→ **AIM**: Check each line below for "JSON" and report how many have it, nothing else.

→ **EXERCISE DATA**:
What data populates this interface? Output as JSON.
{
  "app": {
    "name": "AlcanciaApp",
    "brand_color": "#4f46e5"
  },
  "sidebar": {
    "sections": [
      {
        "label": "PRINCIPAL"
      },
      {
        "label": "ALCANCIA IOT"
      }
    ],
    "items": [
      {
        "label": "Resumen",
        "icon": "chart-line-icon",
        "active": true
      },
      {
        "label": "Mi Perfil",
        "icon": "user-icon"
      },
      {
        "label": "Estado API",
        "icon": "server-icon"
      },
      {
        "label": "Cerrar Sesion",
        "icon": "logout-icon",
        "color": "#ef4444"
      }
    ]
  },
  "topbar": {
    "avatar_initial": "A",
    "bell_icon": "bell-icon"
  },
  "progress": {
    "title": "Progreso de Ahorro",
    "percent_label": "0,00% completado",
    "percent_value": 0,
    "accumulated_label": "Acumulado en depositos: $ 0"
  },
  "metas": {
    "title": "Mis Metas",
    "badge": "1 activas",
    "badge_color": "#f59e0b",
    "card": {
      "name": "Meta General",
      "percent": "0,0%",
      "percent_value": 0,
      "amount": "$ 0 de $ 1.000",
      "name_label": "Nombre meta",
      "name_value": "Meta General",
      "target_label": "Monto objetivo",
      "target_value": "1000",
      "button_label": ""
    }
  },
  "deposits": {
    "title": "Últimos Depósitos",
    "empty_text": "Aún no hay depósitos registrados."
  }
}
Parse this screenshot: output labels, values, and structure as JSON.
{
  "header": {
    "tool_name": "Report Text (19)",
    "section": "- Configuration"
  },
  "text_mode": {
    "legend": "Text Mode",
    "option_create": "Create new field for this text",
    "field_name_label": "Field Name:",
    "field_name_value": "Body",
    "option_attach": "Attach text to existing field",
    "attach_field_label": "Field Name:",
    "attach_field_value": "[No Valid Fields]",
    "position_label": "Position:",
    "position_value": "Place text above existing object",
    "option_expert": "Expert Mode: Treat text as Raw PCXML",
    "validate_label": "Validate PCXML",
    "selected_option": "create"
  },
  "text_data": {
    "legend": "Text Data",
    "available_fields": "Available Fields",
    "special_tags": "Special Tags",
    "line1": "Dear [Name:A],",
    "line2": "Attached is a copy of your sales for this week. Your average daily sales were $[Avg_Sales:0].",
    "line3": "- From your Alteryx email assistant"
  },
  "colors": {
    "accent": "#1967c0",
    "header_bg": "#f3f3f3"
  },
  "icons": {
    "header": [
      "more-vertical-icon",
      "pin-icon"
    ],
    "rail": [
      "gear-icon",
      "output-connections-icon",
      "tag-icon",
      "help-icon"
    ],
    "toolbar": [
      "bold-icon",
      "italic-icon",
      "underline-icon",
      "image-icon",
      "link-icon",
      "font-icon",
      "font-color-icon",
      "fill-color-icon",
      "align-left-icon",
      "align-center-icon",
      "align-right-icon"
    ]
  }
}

→ **EXERCISE RESPONSE**: 2